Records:
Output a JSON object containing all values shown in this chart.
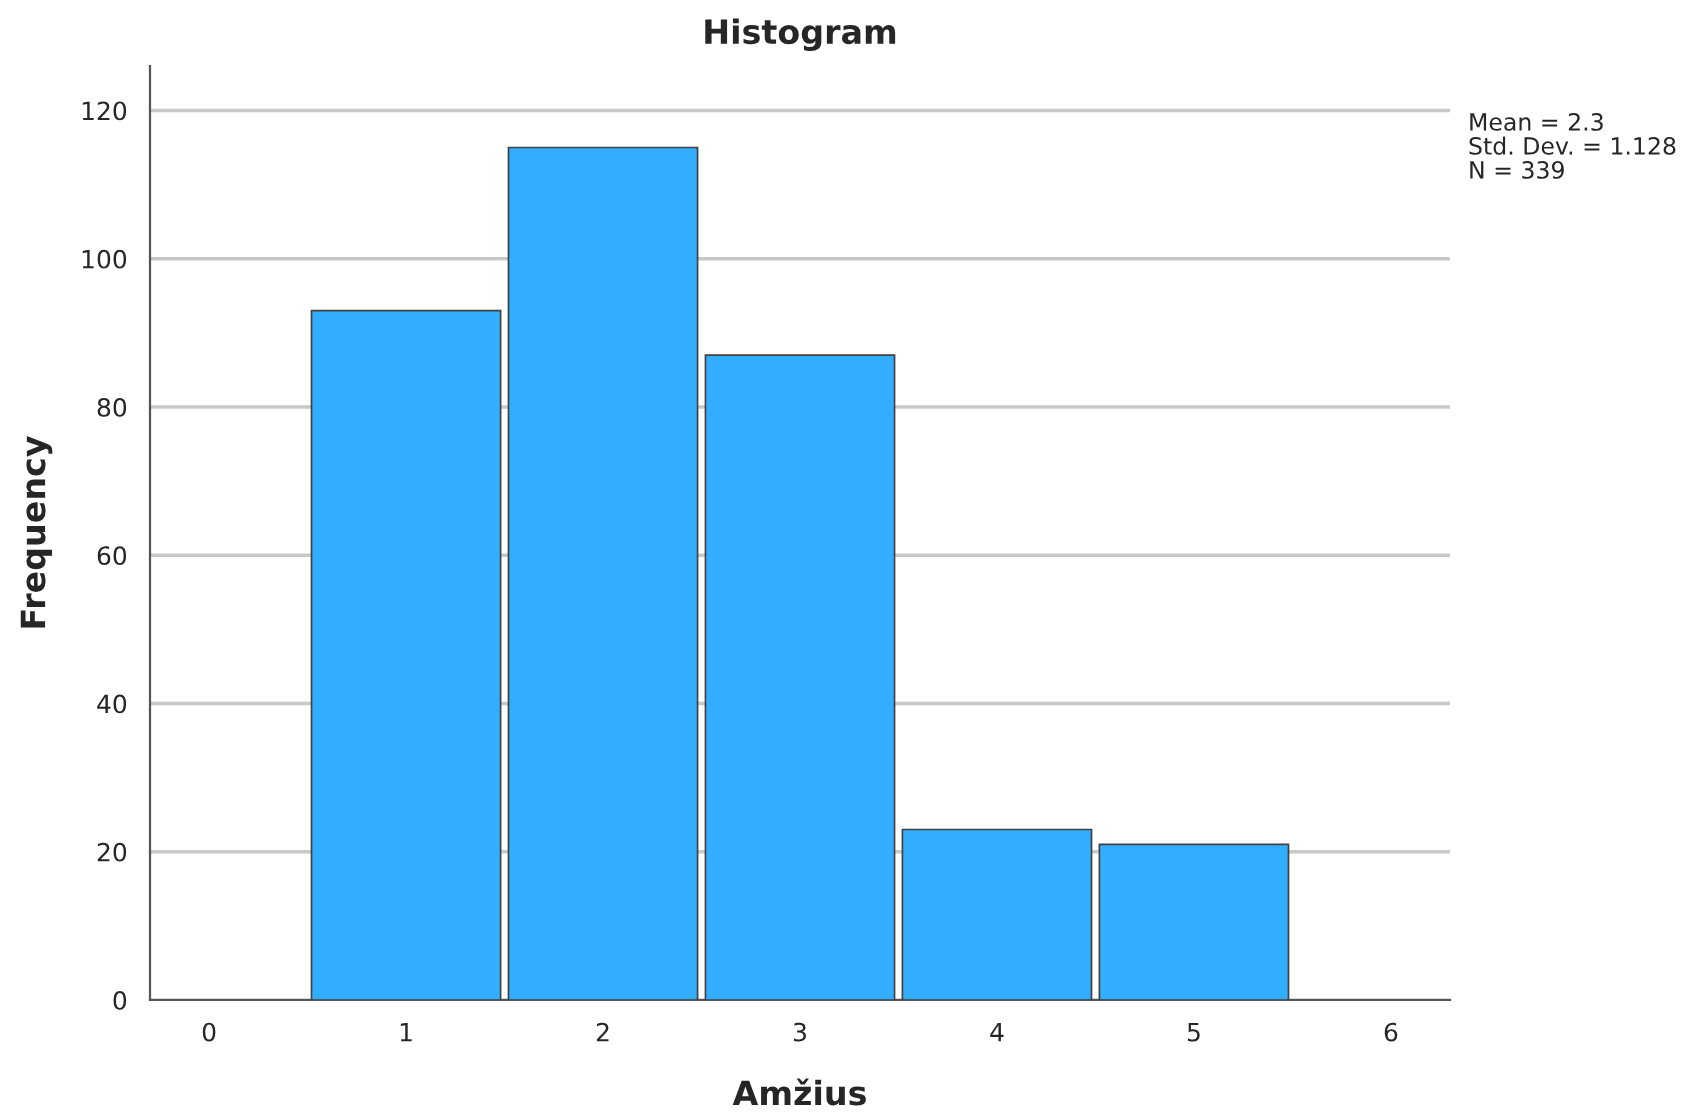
{
  "chart_data": {
    "type": "histogram",
    "title": "Histogram",
    "xlabel": "Amžius",
    "ylabel": "Frequency",
    "bins": [
      0.5,
      1.5,
      2.5,
      3.5,
      4.5,
      5.5
    ],
    "values": [
      93,
      115,
      87,
      23,
      21
    ],
    "color": "#33adff",
    "xlim": [
      -0.3,
      6.3
    ],
    "xticks": [
      0,
      1,
      2,
      3,
      4,
      5,
      6
    ],
    "ylim": [
      0,
      126
    ],
    "yticks": [
      0,
      20,
      40,
      60,
      80,
      100,
      120
    ],
    "grid": "y",
    "legend": false,
    "annotations": [
      "Mean = 2.3",
      "Std. Dev. = 1.128",
      "N = 339"
    ]
  }
}
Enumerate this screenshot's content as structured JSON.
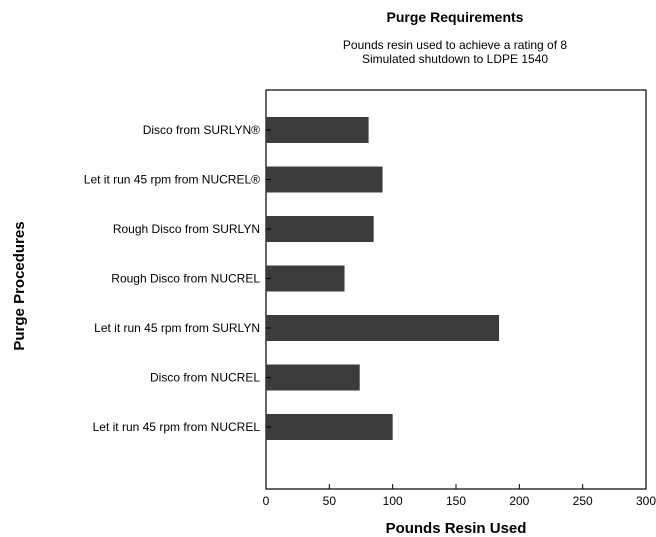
{
  "chart_data": {
    "type": "bar",
    "orientation": "horizontal",
    "title": "Purge Requirements",
    "subtitle_line1": "Pounds resin used to achieve a rating of 8",
    "subtitle_line2": "Simulated shutdown to LDPE 1540",
    "xlabel": "Pounds Resin Used",
    "ylabel": "Purge Procedures",
    "xlim": [
      0,
      300
    ],
    "xticks": [
      "0",
      "50",
      "100",
      "150",
      "200",
      "250",
      "300"
    ],
    "categories": [
      "Disco from SURLYN®",
      "Let it run 45 rpm from NUCREL®",
      "Rough Disco from SURLYN",
      "Rough Disco from NUCREL",
      "Let it run 45 rpm from SURLYN",
      "Disco from NUCREL",
      "Let it run 45 rpm from NUCREL"
    ],
    "values": [
      81,
      92,
      85,
      62,
      184,
      74,
      100
    ],
    "bar_color": "#3c3c3c",
    "grid": false
  }
}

WHAT TO WORK ON: Retype exactly the lines above, starting at the line containing "Enumerate this screenshot's" and ending with the last line, both included; leave out the pictures.

OUTPUT FOR THIS TASK:
Enumerate this screenshot's content as structured JSON.
{
  "chart_data": {
    "type": "bar",
    "orientation": "horizontal",
    "title": "Purge Requirements",
    "subtitle_line1": "Pounds resin used to achieve a rating of 8",
    "subtitle_line2": "Simulated shutdown to LDPE 1540",
    "xlabel": "Pounds Resin Used",
    "ylabel": "Purge Procedures",
    "xlim": [
      0,
      300
    ],
    "xticks": [
      "0",
      "50",
      "100",
      "150",
      "200",
      "250",
      "300"
    ],
    "categories": [
      "Disco from SURLYN®",
      "Let it run 45 rpm from NUCREL®",
      "Rough Disco from SURLYN",
      "Rough Disco from NUCREL",
      "Let it run 45 rpm from SURLYN",
      "Disco from NUCREL",
      "Let it run 45 rpm from NUCREL"
    ],
    "values": [
      81,
      92,
      85,
      62,
      184,
      74,
      100
    ],
    "bar_color": "#3c3c3c",
    "grid": false
  }
}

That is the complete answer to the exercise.